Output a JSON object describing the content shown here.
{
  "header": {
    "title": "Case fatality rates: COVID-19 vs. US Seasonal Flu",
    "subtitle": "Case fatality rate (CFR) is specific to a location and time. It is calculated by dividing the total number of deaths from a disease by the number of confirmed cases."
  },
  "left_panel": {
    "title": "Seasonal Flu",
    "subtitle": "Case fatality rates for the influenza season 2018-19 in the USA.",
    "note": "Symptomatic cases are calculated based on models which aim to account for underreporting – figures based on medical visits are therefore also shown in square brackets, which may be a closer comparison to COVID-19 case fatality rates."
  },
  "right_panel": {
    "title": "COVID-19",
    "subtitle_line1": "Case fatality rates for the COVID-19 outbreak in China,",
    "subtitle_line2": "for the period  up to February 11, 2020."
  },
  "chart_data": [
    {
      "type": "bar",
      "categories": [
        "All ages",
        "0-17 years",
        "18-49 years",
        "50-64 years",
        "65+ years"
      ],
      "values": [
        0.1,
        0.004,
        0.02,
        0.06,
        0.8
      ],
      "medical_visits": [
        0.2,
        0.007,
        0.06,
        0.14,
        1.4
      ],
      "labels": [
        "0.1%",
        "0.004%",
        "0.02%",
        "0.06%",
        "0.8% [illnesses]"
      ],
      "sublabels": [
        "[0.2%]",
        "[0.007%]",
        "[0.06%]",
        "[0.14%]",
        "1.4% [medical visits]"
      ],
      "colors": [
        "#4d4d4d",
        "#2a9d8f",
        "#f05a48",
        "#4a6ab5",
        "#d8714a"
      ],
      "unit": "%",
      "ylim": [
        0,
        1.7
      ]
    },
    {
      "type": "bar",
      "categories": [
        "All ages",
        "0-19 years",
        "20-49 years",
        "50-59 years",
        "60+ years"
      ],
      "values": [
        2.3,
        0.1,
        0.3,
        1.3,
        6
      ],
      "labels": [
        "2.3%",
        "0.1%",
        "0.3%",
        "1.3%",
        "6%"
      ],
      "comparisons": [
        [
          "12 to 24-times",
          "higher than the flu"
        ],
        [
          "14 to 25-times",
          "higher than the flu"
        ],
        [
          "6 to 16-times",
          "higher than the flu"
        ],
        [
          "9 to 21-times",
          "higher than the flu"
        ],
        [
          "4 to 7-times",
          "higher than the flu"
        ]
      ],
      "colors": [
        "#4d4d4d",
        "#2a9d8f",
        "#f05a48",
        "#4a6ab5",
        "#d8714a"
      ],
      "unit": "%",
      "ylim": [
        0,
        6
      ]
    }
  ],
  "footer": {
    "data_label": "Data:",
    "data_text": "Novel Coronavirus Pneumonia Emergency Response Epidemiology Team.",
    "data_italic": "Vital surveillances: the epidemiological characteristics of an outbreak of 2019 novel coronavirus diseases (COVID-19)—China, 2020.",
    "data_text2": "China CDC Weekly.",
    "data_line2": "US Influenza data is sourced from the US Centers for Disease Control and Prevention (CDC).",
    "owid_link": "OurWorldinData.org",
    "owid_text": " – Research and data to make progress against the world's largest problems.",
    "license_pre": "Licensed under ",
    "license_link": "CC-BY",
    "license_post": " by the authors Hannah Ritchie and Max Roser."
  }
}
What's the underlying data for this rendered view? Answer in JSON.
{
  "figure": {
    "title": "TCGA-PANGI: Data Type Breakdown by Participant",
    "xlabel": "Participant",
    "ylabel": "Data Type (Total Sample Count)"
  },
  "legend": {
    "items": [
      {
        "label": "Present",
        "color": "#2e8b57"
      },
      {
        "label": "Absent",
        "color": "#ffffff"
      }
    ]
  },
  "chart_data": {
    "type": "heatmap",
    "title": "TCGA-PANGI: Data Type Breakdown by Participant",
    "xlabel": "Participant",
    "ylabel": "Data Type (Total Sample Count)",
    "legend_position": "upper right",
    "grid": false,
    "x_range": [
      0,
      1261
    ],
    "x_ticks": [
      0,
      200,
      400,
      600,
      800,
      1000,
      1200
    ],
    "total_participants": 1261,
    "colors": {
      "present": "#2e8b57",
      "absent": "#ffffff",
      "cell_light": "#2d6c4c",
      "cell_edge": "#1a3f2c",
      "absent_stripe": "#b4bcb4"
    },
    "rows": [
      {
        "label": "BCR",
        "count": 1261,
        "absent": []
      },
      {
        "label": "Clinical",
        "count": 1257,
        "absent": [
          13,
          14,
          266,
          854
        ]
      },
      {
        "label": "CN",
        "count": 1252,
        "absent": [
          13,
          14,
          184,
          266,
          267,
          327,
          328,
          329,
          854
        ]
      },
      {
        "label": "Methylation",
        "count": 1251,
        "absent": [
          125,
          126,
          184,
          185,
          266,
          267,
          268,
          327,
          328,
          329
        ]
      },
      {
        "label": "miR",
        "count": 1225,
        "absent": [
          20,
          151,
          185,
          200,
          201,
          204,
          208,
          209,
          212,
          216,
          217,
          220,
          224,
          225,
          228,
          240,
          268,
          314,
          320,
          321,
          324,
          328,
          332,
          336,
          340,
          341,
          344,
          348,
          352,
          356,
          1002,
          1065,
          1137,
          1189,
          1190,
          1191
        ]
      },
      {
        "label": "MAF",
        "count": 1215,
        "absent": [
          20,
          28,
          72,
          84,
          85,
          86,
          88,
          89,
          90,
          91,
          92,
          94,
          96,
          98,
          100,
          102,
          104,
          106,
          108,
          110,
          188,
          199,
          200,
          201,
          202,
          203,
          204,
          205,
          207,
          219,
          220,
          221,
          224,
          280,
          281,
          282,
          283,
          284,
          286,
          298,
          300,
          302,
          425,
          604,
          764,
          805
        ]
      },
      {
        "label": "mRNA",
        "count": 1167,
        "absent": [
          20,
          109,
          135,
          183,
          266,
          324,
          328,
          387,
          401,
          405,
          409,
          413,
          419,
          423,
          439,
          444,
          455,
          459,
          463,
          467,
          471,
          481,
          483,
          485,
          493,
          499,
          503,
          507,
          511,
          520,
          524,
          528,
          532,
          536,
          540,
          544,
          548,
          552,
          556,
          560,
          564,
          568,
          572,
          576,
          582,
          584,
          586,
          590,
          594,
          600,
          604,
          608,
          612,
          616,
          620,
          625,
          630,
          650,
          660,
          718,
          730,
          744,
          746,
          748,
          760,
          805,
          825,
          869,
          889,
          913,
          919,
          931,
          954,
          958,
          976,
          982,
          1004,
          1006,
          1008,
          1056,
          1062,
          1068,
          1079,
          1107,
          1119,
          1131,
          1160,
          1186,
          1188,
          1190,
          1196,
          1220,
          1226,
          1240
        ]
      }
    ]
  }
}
++++++++++++++++++++
• **Task**: Your task is to report how many lines of the material include the string "rates". Give the number and no other words.

• **Task answer**: 4